### Figure data in JSON
=======

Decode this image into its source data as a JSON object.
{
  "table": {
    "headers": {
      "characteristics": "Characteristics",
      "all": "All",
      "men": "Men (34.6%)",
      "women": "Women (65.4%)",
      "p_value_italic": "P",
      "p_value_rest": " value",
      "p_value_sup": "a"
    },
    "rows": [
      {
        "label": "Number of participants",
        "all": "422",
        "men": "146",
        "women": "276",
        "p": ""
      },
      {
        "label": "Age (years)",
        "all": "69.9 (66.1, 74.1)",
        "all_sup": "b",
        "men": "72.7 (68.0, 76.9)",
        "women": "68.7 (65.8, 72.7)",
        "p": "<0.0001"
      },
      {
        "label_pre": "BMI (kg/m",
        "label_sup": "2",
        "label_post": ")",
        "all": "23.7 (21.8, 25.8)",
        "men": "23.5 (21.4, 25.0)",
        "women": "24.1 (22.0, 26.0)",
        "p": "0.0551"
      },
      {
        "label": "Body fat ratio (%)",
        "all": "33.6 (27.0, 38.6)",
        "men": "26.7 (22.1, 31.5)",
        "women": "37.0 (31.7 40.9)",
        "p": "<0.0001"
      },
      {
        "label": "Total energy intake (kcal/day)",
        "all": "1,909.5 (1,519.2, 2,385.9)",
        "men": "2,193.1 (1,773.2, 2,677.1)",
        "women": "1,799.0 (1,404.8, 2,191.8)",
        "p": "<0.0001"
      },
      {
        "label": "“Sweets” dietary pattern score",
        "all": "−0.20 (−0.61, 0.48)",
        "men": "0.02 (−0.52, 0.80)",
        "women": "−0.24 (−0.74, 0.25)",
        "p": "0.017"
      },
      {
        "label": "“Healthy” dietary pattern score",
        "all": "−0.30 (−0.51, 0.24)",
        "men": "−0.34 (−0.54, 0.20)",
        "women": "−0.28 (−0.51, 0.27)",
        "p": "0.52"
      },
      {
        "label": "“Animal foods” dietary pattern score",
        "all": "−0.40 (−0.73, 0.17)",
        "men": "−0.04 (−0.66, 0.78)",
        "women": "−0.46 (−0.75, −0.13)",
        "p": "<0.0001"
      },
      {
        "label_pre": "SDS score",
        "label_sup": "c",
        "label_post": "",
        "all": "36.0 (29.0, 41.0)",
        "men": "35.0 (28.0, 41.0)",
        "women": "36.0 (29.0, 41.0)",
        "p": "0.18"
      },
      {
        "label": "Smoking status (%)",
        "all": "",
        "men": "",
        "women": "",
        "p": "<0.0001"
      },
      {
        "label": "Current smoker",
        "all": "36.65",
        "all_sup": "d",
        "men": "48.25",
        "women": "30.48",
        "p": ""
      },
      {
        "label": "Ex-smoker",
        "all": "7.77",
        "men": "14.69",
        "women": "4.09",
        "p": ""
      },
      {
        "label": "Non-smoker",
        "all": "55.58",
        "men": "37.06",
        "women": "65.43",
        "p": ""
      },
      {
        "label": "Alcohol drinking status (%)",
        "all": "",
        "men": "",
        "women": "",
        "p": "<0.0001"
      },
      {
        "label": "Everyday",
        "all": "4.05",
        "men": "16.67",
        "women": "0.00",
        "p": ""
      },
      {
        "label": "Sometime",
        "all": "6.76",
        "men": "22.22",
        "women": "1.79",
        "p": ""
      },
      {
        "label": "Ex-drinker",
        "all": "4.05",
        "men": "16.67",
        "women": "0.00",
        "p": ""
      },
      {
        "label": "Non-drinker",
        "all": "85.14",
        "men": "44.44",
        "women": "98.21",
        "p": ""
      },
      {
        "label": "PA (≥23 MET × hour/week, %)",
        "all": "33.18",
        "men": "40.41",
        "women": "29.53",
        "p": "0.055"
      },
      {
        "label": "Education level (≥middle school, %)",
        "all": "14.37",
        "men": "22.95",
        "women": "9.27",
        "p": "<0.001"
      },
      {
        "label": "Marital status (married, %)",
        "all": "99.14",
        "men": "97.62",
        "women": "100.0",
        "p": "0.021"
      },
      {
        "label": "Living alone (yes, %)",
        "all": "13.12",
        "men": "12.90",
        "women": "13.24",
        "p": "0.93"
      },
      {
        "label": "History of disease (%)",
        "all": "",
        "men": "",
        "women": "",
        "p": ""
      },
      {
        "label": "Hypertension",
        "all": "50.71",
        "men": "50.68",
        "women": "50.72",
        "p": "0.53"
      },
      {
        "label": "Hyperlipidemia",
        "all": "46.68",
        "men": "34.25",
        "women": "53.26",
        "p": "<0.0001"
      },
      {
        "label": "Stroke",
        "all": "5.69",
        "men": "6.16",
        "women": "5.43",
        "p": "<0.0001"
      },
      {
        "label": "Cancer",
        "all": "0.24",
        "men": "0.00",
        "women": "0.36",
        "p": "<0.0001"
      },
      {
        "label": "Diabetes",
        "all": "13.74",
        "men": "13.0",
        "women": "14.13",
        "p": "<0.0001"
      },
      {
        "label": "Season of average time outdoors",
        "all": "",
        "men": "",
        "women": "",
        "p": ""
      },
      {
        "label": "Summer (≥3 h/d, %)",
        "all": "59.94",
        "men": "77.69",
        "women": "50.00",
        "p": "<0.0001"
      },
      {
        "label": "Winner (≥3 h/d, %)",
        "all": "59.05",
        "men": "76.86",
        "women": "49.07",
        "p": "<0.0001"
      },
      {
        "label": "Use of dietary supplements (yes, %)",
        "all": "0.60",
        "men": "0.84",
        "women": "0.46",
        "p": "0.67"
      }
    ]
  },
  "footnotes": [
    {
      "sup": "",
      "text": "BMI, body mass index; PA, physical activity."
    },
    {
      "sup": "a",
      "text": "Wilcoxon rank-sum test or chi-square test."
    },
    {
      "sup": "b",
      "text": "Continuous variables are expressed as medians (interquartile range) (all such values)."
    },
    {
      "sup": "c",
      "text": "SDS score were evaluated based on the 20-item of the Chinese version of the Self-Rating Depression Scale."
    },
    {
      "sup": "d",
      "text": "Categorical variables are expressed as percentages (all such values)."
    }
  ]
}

=======

Take the listing above and set it down exactly.

Decode this image into its source data as a JSON object.
{
  "table": {
    "headers": {
      "characteristics": "Characteristics",
      "all": "All",
      "men": "Men (34.6%)",
      "women": "Women (65.4%)",
      "p_value_italic": "P",
      "p_value_rest": " value",
      "p_value_sup": "a"
    },
    "rows": [
      {
        "label": "Number of participants",
        "all": "422",
        "men": "146",
        "women": "276",
        "p": ""
      },
      {
        "label": "Age (years)",
        "all": "69.9 (66.1, 74.1)",
        "all_sup": "b",
        "men": "72.7 (68.0, 76.9)",
        "women": "68.7 (65.8, 72.7)",
        "p": "<0.0001"
      },
      {
        "label_pre": "BMI (kg/m",
        "label_sup": "2",
        "label_post": ")",
        "all": "23.7 (21.8, 25.8)",
        "men": "23.5 (21.4, 25.0)",
        "women": "24.1 (22.0, 26.0)",
        "p": "0.0551"
      },
      {
        "label": "Body fat ratio (%)",
        "all": "33.6 (27.0, 38.6)",
        "men": "26.7 (22.1, 31.5)",
        "women": "37.0 (31.7 40.9)",
        "p": "<0.0001"
      },
      {
        "label": "Total energy intake (kcal/day)",
        "all": "1,909.5 (1,519.2, 2,385.9)",
        "men": "2,193.1 (1,773.2, 2,677.1)",
        "women": "1,799.0 (1,404.8, 2,191.8)",
        "p": "<0.0001"
      },
      {
        "label": "“Sweets” dietary pattern score",
        "all": "−0.20 (−0.61, 0.48)",
        "men": "0.02 (−0.52, 0.80)",
        "women": "−0.24 (−0.74, 0.25)",
        "p": "0.017"
      },
      {
        "label": "“Healthy” dietary pattern score",
        "all": "−0.30 (−0.51, 0.24)",
        "men": "−0.34 (−0.54, 0.20)",
        "women": "−0.28 (−0.51, 0.27)",
        "p": "0.52"
      },
      {
        "label": "“Animal foods” dietary pattern score",
        "all": "−0.40 (−0.73, 0.17)",
        "men": "−0.04 (−0.66, 0.78)",
        "women": "−0.46 (−0.75, −0.13)",
        "p": "<0.0001"
      },
      {
        "label_pre": "SDS score",
        "label_sup": "c",
        "label_post": "",
        "all": "36.0 (29.0, 41.0)",
        "men": "35.0 (28.0, 41.0)",
        "women": "36.0 (29.0, 41.0)",
        "p": "0.18"
      },
      {
        "label": "Smoking status (%)",
        "all": "",
        "men": "",
        "women": "",
        "p": "<0.0001"
      },
      {
        "label": "Current smoker",
        "all": "36.65",
        "all_sup": "d",
        "men": "48.25",
        "women": "30.48",
        "p": ""
      },
      {
        "label": "Ex-smoker",
        "all": "7.77",
        "men": "14.69",
        "women": "4.09",
        "p": ""
      },
      {
        "label": "Non-smoker",
        "all": "55.58",
        "men": "37.06",
        "women": "65.43",
        "p": ""
      },
      {
        "label": "Alcohol drinking status (%)",
        "all": "",
        "men": "",
        "women": "",
        "p": "<0.0001"
      },
      {
        "label": "Everyday",
        "all": "4.05",
        "men": "16.67",
        "women": "0.00",
        "p": ""
      },
      {
        "label": "Sometime",
        "all": "6.76",
        "men": "22.22",
        "women": "1.79",
        "p": ""
      },
      {
        "label": "Ex-drinker",
        "all": "4.05",
        "men": "16.67",
        "women": "0.00",
        "p": ""
      },
      {
        "label": "Non-drinker",
        "all": "85.14",
        "men": "44.44",
        "women": "98.21",
        "p": ""
      },
      {
        "label": "PA (≥23 MET × hour/week, %)",
        "all": "33.18",
        "men": "40.41",
        "women": "29.53",
        "p": "0.055"
      },
      {
        "label": "Education level (≥middle school, %)",
        "all": "14.37",
        "men": "22.95",
        "women": "9.27",
        "p": "<0.001"
      },
      {
        "label": "Marital status (married, %)",
        "all": "99.14",
        "men": "97.62",
        "women": "100.0",
        "p": "0.021"
      },
      {
        "label": "Living alone (yes, %)",
        "all": "13.12",
        "men": "12.90",
        "women": "13.24",
        "p": "0.93"
      },
      {
        "label": "History of disease (%)",
        "all": "",
        "men": "",
        "women": "",
        "p": ""
      },
      {
        "label": "Hypertension",
        "all": "50.71",
        "men": "50.68",
        "women": "50.72",
        "p": "0.53"
      },
      {
        "label": "Hyperlipidemia",
        "all": "46.68",
        "men": "34.25",
        "women": "53.26",
        "p": "<0.0001"
      },
      {
        "label": "Stroke",
        "all": "5.69",
        "men": "6.16",
        "women": "5.43",
        "p": "<0.0001"
      },
      {
        "label": "Cancer",
        "all": "0.24",
        "men": "0.00",
        "women": "0.36",
        "p": "<0.0001"
      },
      {
        "label": "Diabetes",
        "all": "13.74",
        "men": "13.0",
        "women": "14.13",
        "p": "<0.0001"
      },
      {
        "label": "Season of average time outdoors",
        "all": "",
        "men": "",
        "women": "",
        "p": ""
      },
      {
        "label": "Summer (≥3 h/d, %)",
        "all": "59.94",
        "men": "77.69",
        "women": "50.00",
        "p": "<0.0001"
      },
      {
        "label": "Winner (≥3 h/d, %)",
        "all": "59.05",
        "men": "76.86",
        "women": "49.07",
        "p": "<0.0001"
      },
      {
        "label": "Use of dietary supplements (yes, %)",
        "all": "0.60",
        "men": "0.84",
        "women": "0.46",
        "p": "0.67"
      }
    ]
  },
  "footnotes": [
    {
      "sup": "",
      "text": "BMI, body mass index; PA, physical activity."
    },
    {
      "sup": "a",
      "text": "Wilcoxon rank-sum test or chi-square test."
    },
    {
      "sup": "b",
      "text": "Continuous variables are expressed as medians (interquartile range) (all such values)."
    },
    {
      "sup": "c",
      "text": "SDS score were evaluated based on the 20-item of the Chinese version of the Self-Rating Depression Scale."
    },
    {
      "sup": "d",
      "text": "Categorical variables are expressed as percentages (all such values)."
    }
  ]
}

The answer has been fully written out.